→ Request
Can you transcribe every line exactly and leave the pictures behind?

→ Stored dataset items

________________________________________

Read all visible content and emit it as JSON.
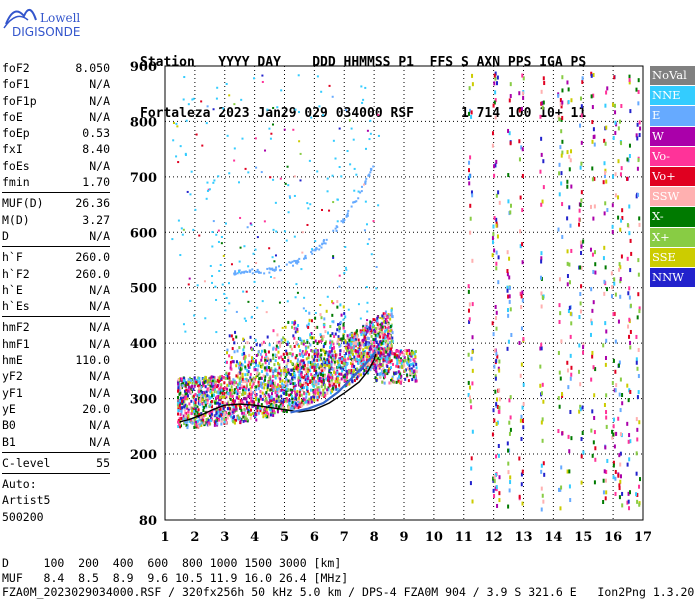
{
  "logo": {
    "line1": "Lowell",
    "line2": "DIGISONDE"
  },
  "header": {
    "labels": [
      "Station",
      "YYYY",
      "DAY",
      "DDD",
      "HHMMSS",
      "P1",
      "FFS",
      "S",
      "AXN",
      "PPS",
      "IGA",
      "PS"
    ],
    "values": [
      "Fortaleza",
      "2023",
      "Jan29",
      "029",
      "034000",
      "RSF",
      "1",
      "714",
      "100",
      "10+",
      "11"
    ]
  },
  "params_group1": [
    {
      "name": "foF2",
      "value": "8.050"
    },
    {
      "name": "foF1",
      "value": "N/A"
    },
    {
      "name": "foF1p",
      "value": "N/A"
    },
    {
      "name": "foE",
      "value": "N/A"
    },
    {
      "name": "foEp",
      "value": "0.53"
    },
    {
      "name": "fxI",
      "value": "8.40"
    },
    {
      "name": "foEs",
      "value": "N/A"
    },
    {
      "name": "fmin",
      "value": "1.70"
    }
  ],
  "params_group2": [
    {
      "name": "MUF(D)",
      "value": "26.36"
    },
    {
      "name": "M(D)",
      "value": "3.27"
    },
    {
      "name": "D",
      "value": "N/A"
    }
  ],
  "params_group3": [
    {
      "name": "h`F",
      "value": "260.0"
    },
    {
      "name": "h`F2",
      "value": "260.0"
    },
    {
      "name": "h`E",
      "value": "N/A"
    },
    {
      "name": "h`Es",
      "value": "N/A"
    }
  ],
  "params_group4": [
    {
      "name": "hmF2",
      "value": "N/A"
    },
    {
      "name": "hmF1",
      "value": "N/A"
    },
    {
      "name": "hmE",
      "value": "110.0"
    },
    {
      "name": "yF2",
      "value": "N/A"
    },
    {
      "name": "yF1",
      "value": "N/A"
    },
    {
      "name": "yE",
      "value": "20.0"
    },
    {
      "name": "B0",
      "value": "N/A"
    },
    {
      "name": "B1",
      "value": "N/A"
    }
  ],
  "params_group5": [
    {
      "name": "C-level",
      "value": "55"
    }
  ],
  "auto_info": [
    "Auto:",
    "Artist5",
    "500200"
  ],
  "legend": [
    {
      "label": "NoVal",
      "color": "#808080"
    },
    {
      "label": "NNE",
      "color": "#33ccff"
    },
    {
      "label": "E",
      "color": "#66aaff"
    },
    {
      "label": "W",
      "color": "#aa00aa"
    },
    {
      "label": "Vo-",
      "color": "#ff3399"
    },
    {
      "label": "Vo+",
      "color": "#e00020"
    },
    {
      "label": "SSW",
      "color": "#ffb0b0"
    },
    {
      "label": "X-",
      "color": "#007a00"
    },
    {
      "label": "X+",
      "color": "#88cc44"
    },
    {
      "label": "SSE",
      "color": "#cccc00"
    },
    {
      "label": "NNW",
      "color": "#2222cc"
    }
  ],
  "bottom": {
    "line1": "D     100  200  400  600  800 1000 1500 3000 [km]",
    "line2": "MUF   8.4  8.5  8.9  9.6 10.5 11.9 16.0 26.4 [MHz]",
    "line3": "FZA0M_2023029034000.RSF / 320fx256h 50 kHz 5.0 km / DPS-4 FZA0M 904 / 3.9 S 321.6 E   Ion2Png 1.3.20"
  },
  "chart_data": {
    "type": "scatter",
    "title": "",
    "xlabel": "",
    "ylabel": "",
    "xlim": [
      1,
      17
    ],
    "ylim": [
      80,
      900
    ],
    "x_ticks": [
      1,
      2,
      3,
      4,
      5,
      6,
      7,
      8,
      9,
      10,
      11,
      12,
      13,
      14,
      15,
      16,
      17
    ],
    "y_ticks": [
      80,
      200,
      300,
      400,
      500,
      600,
      700,
      800,
      900
    ],
    "grid": true,
    "series": [
      {
        "name": "trace",
        "x": [
          1.5,
          1.8,
          2.2,
          2.6,
          3.0,
          3.5,
          4.0,
          4.5,
          5.0,
          5.5,
          6.0,
          6.5,
          7.0,
          7.5,
          7.8,
          8.0,
          8.05
        ],
        "y": [
          258,
          262,
          270,
          280,
          288,
          290,
          288,
          284,
          280,
          276,
          280,
          292,
          310,
          330,
          350,
          370,
          380
        ]
      },
      {
        "name": "trace",
        "x": [
          5.2,
          5.8,
          6.3,
          6.8,
          7.2,
          7.6,
          7.9,
          8.05
        ],
        "y": [
          275,
          282,
          292,
          312,
          334,
          356,
          374,
          385
        ]
      }
    ]
  }
}
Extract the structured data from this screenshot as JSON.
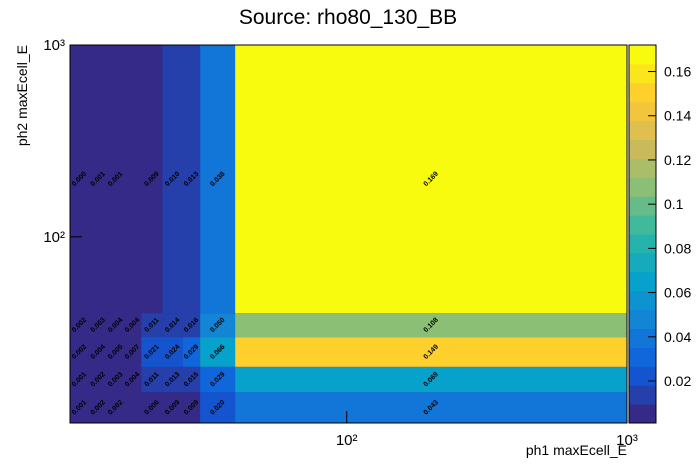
{
  "chart_data": {
    "type": "heatmap",
    "title": "Source: rho80_130_BB",
    "x_label": "ph1 maxEcell_E",
    "y_label": "ph2 maxEcell_E",
    "log_x": true,
    "log_y": true,
    "xlim": [
      10.3,
      1000
    ],
    "ylim": [
      10.7,
      1000
    ],
    "xticks": [
      {
        "value": 100,
        "label": "10²"
      },
      {
        "value": 1000,
        "label": "10³"
      }
    ],
    "yticks": [
      {
        "value": 100,
        "label": "10²"
      },
      {
        "value": 1000,
        "label": "10³"
      }
    ],
    "x_edges": [
      10.3,
      12,
      14,
      16,
      18.5,
      22,
      26,
      30,
      40,
      1000
    ],
    "y_edges": [
      10.7,
      15.5,
      21,
      30,
      40,
      1000
    ],
    "values": [
      [
        0.001,
        0.002,
        0.002,
        null,
        0.006,
        0.009,
        0.009,
        0.02,
        0.043
      ],
      [
        0.001,
        0.002,
        0.003,
        0.004,
        0.011,
        0.013,
        0.015,
        0.029,
        0.069
      ],
      [
        0.002,
        0.004,
        0.005,
        0.007,
        0.021,
        0.024,
        0.029,
        0.066,
        0.149
      ],
      [
        0.002,
        0.003,
        0.004,
        0.004,
        0.011,
        0.014,
        0.016,
        0.05,
        0.108
      ],
      [
        0.0,
        0.001,
        0.001,
        null,
        0.009,
        0.01,
        0.013,
        0.038,
        0.169
      ]
    ],
    "value_labels": [
      [
        "0.001",
        "0.002",
        "0.002",
        null,
        "0.006",
        "0.009",
        "0.009",
        "0.020",
        "0.043"
      ],
      [
        "0.001",
        "0.002",
        "0.003",
        "0.004",
        "0.011",
        "0.013",
        "0.015",
        "0.029",
        "0.069"
      ],
      [
        "0.002",
        "0.004",
        "0.005",
        "0.007",
        "0.021",
        "0.024",
        "0.029",
        "0.066",
        "0.149"
      ],
      [
        "0.002",
        "0.003",
        "0.004",
        "0.004",
        "0.011",
        "0.014",
        "0.016",
        "0.050",
        "0.108"
      ],
      [
        "0.000",
        "0.001",
        "0.001",
        null,
        "0.009",
        "0.010",
        "0.013",
        "0.038",
        "0.169"
      ]
    ],
    "zlim": [
      0.001,
      0.172
    ],
    "zticks": [
      0.02,
      0.04,
      0.06,
      0.08,
      0.1,
      0.12,
      0.14,
      0.16
    ],
    "levels": 20,
    "colorscale": [
      "#352a87",
      "#0f5cdd",
      "#1481d6",
      "#06a4ca",
      "#2eb7a4",
      "#87bf77",
      "#d1bb59",
      "#fec832",
      "#f9fb0e"
    ]
  }
}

________________________________________

→ The reply
Read all visible content and emit it as JSON.
{
  "logo": {
    "line1": "Lowell",
    "line2": "DIGISONDE"
  },
  "header": {
    "labels": [
      "Station",
      "YYYY",
      "DAY",
      "DDD",
      "HHMMSS",
      "P1",
      "FFS",
      "S",
      "AXN",
      "PPS",
      "IGA",
      "PS"
    ],
    "values": [
      "Fortaleza",
      "2023",
      "Jan29",
      "029",
      "034000",
      "RSF",
      "1",
      "714",
      "100",
      "10+",
      "11"
    ]
  },
  "params_group1": [
    {
      "name": "foF2",
      "value": "8.050"
    },
    {
      "name": "foF1",
      "value": "N/A"
    },
    {
      "name": "foF1p",
      "value": "N/A"
    },
    {
      "name": "foE",
      "value": "N/A"
    },
    {
      "name": "foEp",
      "value": "0.53"
    },
    {
      "name": "fxI",
      "value": "8.40"
    },
    {
      "name": "foEs",
      "value": "N/A"
    },
    {
      "name": "fmin",
      "value": "1.70"
    }
  ],
  "params_group2": [
    {
      "name": "MUF(D)",
      "value": "26.36"
    },
    {
      "name": "M(D)",
      "value": "3.27"
    },
    {
      "name": "D",
      "value": "N/A"
    }
  ],
  "params_group3": [
    {
      "name": "h`F",
      "value": "260.0"
    },
    {
      "name": "h`F2",
      "value": "260.0"
    },
    {
      "name": "h`E",
      "value": "N/A"
    },
    {
      "name": "h`Es",
      "value": "N/A"
    }
  ],
  "params_group4": [
    {
      "name": "hmF2",
      "value": "N/A"
    },
    {
      "name": "hmF1",
      "value": "N/A"
    },
    {
      "name": "hmE",
      "value": "110.0"
    },
    {
      "name": "yF2",
      "value": "N/A"
    },
    {
      "name": "yF1",
      "value": "N/A"
    },
    {
      "name": "yE",
      "value": "20.0"
    },
    {
      "name": "B0",
      "value": "N/A"
    },
    {
      "name": "B1",
      "value": "N/A"
    }
  ],
  "params_group5": [
    {
      "name": "C-level",
      "value": "55"
    }
  ],
  "auto_info": [
    "Auto:",
    "Artist5",
    "500200"
  ],
  "legend": [
    {
      "label": "NoVal",
      "color": "#808080"
    },
    {
      "label": "NNE",
      "color": "#33ccff"
    },
    {
      "label": "E",
      "color": "#66aaff"
    },
    {
      "label": "W",
      "color": "#aa00aa"
    },
    {
      "label": "Vo-",
      "color": "#ff3399"
    },
    {
      "label": "Vo+",
      "color": "#e00020"
    },
    {
      "label": "SSW",
      "color": "#ffb0b0"
    },
    {
      "label": "X-",
      "color": "#007a00"
    },
    {
      "label": "X+",
      "color": "#88cc44"
    },
    {
      "label": "SSE",
      "color": "#cccc00"
    },
    {
      "label": "NNW",
      "color": "#2222cc"
    }
  ],
  "bottom": {
    "line1": "D     100  200  400  600  800 1000 1500 3000 [km]",
    "line2": "MUF   8.4  8.5  8.9  9.6 10.5 11.9 16.0 26.4 [MHz]",
    "line3": "FZA0M_2023029034000.RSF / 320fx256h 50 kHz 5.0 km / DPS-4 FZA0M 904 / 3.9 S 321.6 E   Ion2Png 1.3.20"
  },
  "chart_data": {
    "type": "scatter",
    "title": "",
    "xlabel": "",
    "ylabel": "",
    "xlim": [
      1,
      17
    ],
    "ylim": [
      80,
      900
    ],
    "x_ticks": [
      1,
      2,
      3,
      4,
      5,
      6,
      7,
      8,
      9,
      10,
      11,
      12,
      13,
      14,
      15,
      16,
      17
    ],
    "y_ticks": [
      80,
      200,
      300,
      400,
      500,
      600,
      700,
      800,
      900
    ],
    "grid": true,
    "series": [
      {
        "name": "trace",
        "x": [
          1.5,
          1.8,
          2.2,
          2.6,
          3.0,
          3.5,
          4.0,
          4.5,
          5.0,
          5.5,
          6.0,
          6.5,
          7.0,
          7.5,
          7.8,
          8.0,
          8.05
        ],
        "y": [
          258,
          262,
          270,
          280,
          288,
          290,
          288,
          284,
          280,
          276,
          280,
          292,
          310,
          330,
          350,
          370,
          380
        ]
      },
      {
        "name": "trace",
        "x": [
          5.2,
          5.8,
          6.3,
          6.8,
          7.2,
          7.6,
          7.9,
          8.05
        ],
        "y": [
          275,
          282,
          292,
          312,
          334,
          356,
          374,
          385
        ]
      }
    ]
  }
}
Extract the structured data from this screenshot as JSON.
{
  "chart_data": {
    "type": "heatmap",
    "title": "Source: rho80_130_BB",
    "x_label": "ph1 maxEcell_E",
    "y_label": "ph2 maxEcell_E",
    "log_x": true,
    "log_y": true,
    "xlim": [
      10.3,
      1000
    ],
    "ylim": [
      10.7,
      1000
    ],
    "xticks": [
      {
        "value": 100,
        "label": "10²"
      },
      {
        "value": 1000,
        "label": "10³"
      }
    ],
    "yticks": [
      {
        "value": 100,
        "label": "10²"
      },
      {
        "value": 1000,
        "label": "10³"
      }
    ],
    "x_edges": [
      10.3,
      12,
      14,
      16,
      18.5,
      22,
      26,
      30,
      40,
      1000
    ],
    "y_edges": [
      10.7,
      15.5,
      21,
      30,
      40,
      1000
    ],
    "values": [
      [
        0.001,
        0.002,
        0.002,
        null,
        0.006,
        0.009,
        0.009,
        0.02,
        0.043
      ],
      [
        0.001,
        0.002,
        0.003,
        0.004,
        0.011,
        0.013,
        0.015,
        0.029,
        0.069
      ],
      [
        0.002,
        0.004,
        0.005,
        0.007,
        0.021,
        0.024,
        0.029,
        0.066,
        0.149
      ],
      [
        0.002,
        0.003,
        0.004,
        0.004,
        0.011,
        0.014,
        0.016,
        0.05,
        0.108
      ],
      [
        0.0,
        0.001,
        0.001,
        null,
        0.009,
        0.01,
        0.013,
        0.038,
        0.169
      ]
    ],
    "value_labels": [
      [
        "0.001",
        "0.002",
        "0.002",
        null,
        "0.006",
        "0.009",
        "0.009",
        "0.020",
        "0.043"
      ],
      [
        "0.001",
        "0.002",
        "0.003",
        "0.004",
        "0.011",
        "0.013",
        "0.015",
        "0.029",
        "0.069"
      ],
      [
        "0.002",
        "0.004",
        "0.005",
        "0.007",
        "0.021",
        "0.024",
        "0.029",
        "0.066",
        "0.149"
      ],
      [
        "0.002",
        "0.003",
        "0.004",
        "0.004",
        "0.011",
        "0.014",
        "0.016",
        "0.050",
        "0.108"
      ],
      [
        "0.000",
        "0.001",
        "0.001",
        null,
        "0.009",
        "0.010",
        "0.013",
        "0.038",
        "0.169"
      ]
    ],
    "zlim": [
      0.001,
      0.172
    ],
    "zticks": [
      0.02,
      0.04,
      0.06,
      0.08,
      0.1,
      0.12,
      0.14,
      0.16
    ],
    "levels": 20,
    "colorscale": [
      "#352a87",
      "#0f5cdd",
      "#1481d6",
      "#06a4ca",
      "#2eb7a4",
      "#87bf77",
      "#d1bb59",
      "#fec832",
      "#f9fb0e"
    ]
  }
}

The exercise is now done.